• WHAT THE TASK REQUIRES: Report how many lines contain "image". The answer is a single number.

---- SUPPLIED MATERIAL

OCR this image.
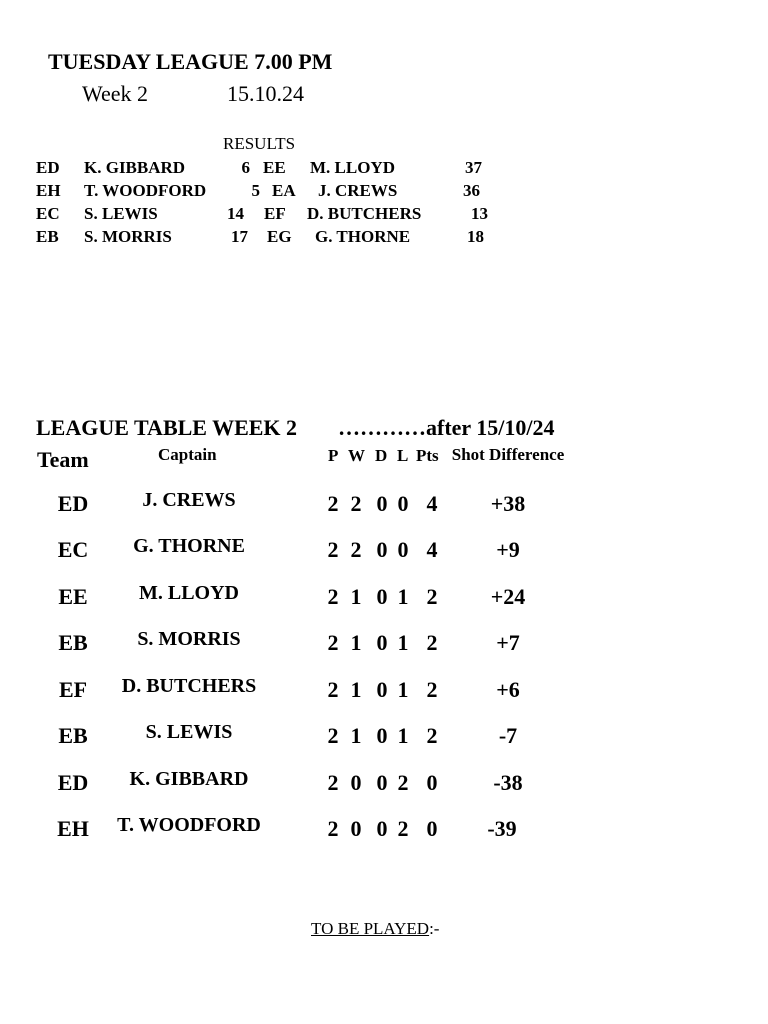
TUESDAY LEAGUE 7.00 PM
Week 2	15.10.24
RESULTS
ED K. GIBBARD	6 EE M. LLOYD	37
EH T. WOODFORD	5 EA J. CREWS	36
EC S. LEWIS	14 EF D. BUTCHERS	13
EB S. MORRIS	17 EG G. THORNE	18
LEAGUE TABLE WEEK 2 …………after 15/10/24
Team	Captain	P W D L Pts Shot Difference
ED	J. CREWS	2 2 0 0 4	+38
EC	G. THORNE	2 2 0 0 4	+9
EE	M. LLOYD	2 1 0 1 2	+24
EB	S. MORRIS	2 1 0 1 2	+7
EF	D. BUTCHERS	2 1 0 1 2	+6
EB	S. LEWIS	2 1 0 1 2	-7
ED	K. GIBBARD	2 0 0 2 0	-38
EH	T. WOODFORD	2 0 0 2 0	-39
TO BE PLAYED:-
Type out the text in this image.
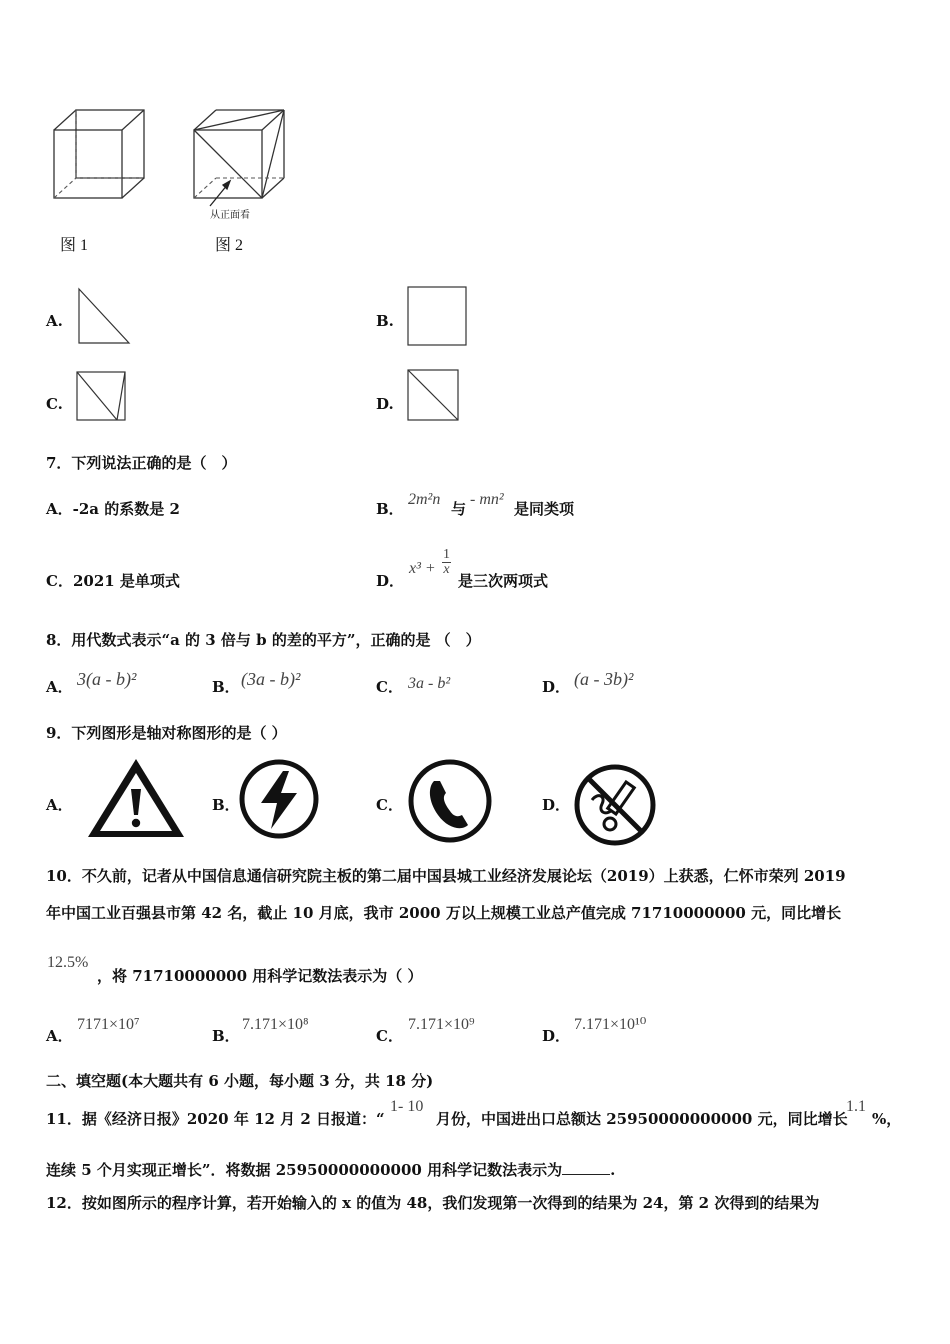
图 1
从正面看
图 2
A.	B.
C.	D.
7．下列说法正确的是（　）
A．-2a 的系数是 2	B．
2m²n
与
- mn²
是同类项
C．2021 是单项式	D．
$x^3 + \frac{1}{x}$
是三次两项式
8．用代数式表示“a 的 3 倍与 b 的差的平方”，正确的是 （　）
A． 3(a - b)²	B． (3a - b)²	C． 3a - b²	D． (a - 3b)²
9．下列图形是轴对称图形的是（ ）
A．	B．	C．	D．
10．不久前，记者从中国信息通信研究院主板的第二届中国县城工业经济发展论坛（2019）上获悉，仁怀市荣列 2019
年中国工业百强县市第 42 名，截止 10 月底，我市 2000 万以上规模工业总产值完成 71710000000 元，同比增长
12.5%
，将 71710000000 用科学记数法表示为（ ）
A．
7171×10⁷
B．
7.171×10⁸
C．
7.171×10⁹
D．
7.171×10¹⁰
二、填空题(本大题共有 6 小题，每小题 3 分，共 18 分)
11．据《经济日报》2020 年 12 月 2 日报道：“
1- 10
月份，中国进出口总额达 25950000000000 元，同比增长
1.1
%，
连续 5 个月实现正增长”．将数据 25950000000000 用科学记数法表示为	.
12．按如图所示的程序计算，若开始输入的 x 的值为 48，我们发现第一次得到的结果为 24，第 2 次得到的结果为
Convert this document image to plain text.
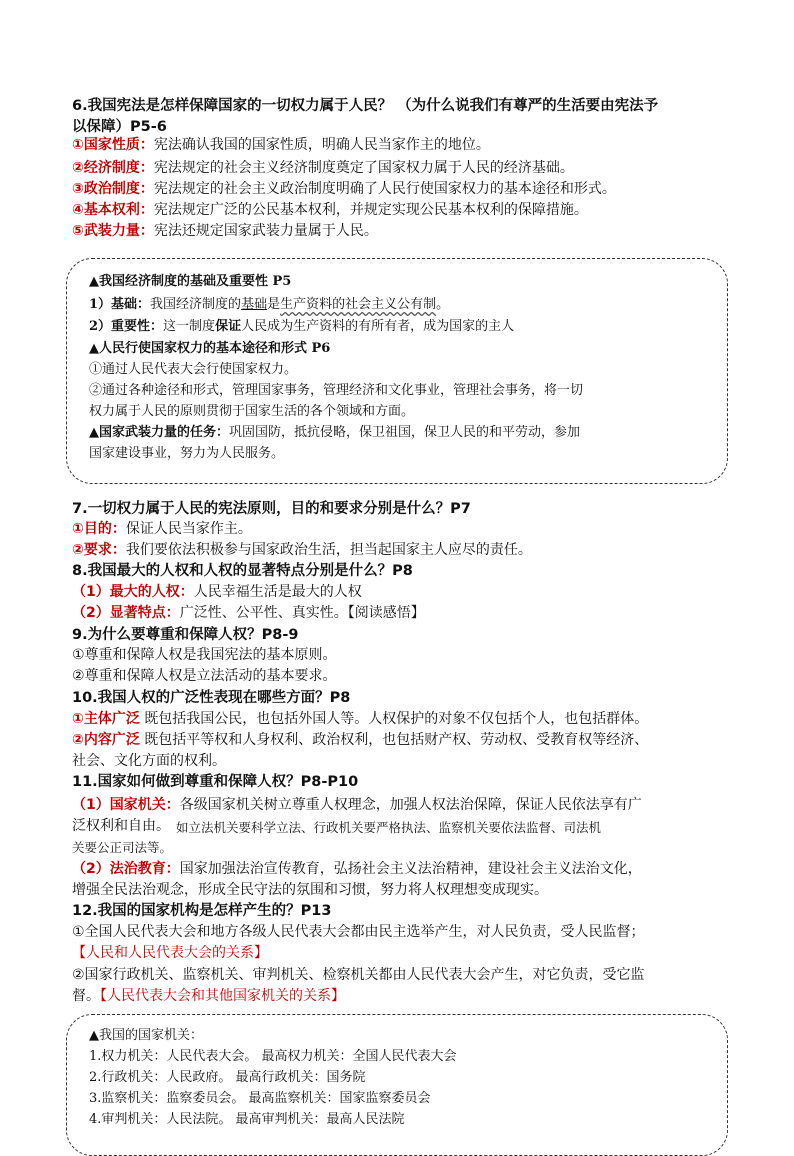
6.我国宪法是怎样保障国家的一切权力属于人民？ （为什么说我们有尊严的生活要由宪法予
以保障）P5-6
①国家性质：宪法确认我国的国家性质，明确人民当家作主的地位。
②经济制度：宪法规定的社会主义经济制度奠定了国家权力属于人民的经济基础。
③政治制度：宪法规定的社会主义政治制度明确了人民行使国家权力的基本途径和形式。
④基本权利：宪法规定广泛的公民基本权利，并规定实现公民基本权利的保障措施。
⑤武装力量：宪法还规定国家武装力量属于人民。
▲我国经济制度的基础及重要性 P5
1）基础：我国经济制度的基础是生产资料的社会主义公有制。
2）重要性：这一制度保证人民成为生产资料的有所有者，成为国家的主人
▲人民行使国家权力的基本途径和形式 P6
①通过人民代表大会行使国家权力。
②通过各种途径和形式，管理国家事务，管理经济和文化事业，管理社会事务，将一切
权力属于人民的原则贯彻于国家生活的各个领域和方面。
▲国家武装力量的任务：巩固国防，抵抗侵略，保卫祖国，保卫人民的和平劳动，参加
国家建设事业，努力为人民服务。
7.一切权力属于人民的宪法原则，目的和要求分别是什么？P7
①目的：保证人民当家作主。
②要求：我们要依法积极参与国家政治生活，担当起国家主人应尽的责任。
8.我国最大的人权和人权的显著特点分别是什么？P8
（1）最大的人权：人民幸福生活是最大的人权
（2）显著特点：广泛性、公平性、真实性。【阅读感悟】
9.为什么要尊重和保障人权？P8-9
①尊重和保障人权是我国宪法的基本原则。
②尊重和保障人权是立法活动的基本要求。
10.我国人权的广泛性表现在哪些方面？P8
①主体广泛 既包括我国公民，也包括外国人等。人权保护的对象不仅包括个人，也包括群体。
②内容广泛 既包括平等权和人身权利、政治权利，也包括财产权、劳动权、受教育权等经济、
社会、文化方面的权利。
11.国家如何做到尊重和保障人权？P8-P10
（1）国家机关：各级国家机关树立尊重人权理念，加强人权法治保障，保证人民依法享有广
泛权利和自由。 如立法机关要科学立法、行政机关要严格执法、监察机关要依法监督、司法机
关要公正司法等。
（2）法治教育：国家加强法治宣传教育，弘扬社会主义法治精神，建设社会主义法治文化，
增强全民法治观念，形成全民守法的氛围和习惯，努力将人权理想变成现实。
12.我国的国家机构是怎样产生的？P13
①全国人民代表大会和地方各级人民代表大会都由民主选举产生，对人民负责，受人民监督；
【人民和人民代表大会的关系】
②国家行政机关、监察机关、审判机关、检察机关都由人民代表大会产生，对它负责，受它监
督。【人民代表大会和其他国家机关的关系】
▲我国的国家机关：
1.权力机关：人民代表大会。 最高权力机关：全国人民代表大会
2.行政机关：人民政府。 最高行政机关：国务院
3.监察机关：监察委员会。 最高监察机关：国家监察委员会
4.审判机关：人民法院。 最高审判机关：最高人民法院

--------

• SOLUTION: 3